## Instruction
Search the listing below for the string "queue" and show each line that contains it.

## Dataset entries
___
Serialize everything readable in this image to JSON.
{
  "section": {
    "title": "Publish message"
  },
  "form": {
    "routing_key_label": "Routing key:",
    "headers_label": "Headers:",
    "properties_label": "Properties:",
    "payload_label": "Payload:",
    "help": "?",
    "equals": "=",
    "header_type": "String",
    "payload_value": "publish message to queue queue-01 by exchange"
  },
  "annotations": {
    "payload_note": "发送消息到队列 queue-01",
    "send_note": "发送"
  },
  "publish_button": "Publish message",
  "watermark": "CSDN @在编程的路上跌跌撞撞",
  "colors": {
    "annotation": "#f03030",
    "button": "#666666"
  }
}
___
## The result
    "payload_value": "publish message to queue queue-01 by exchange"
    "payload_note": "发送消息到队列 queue-01",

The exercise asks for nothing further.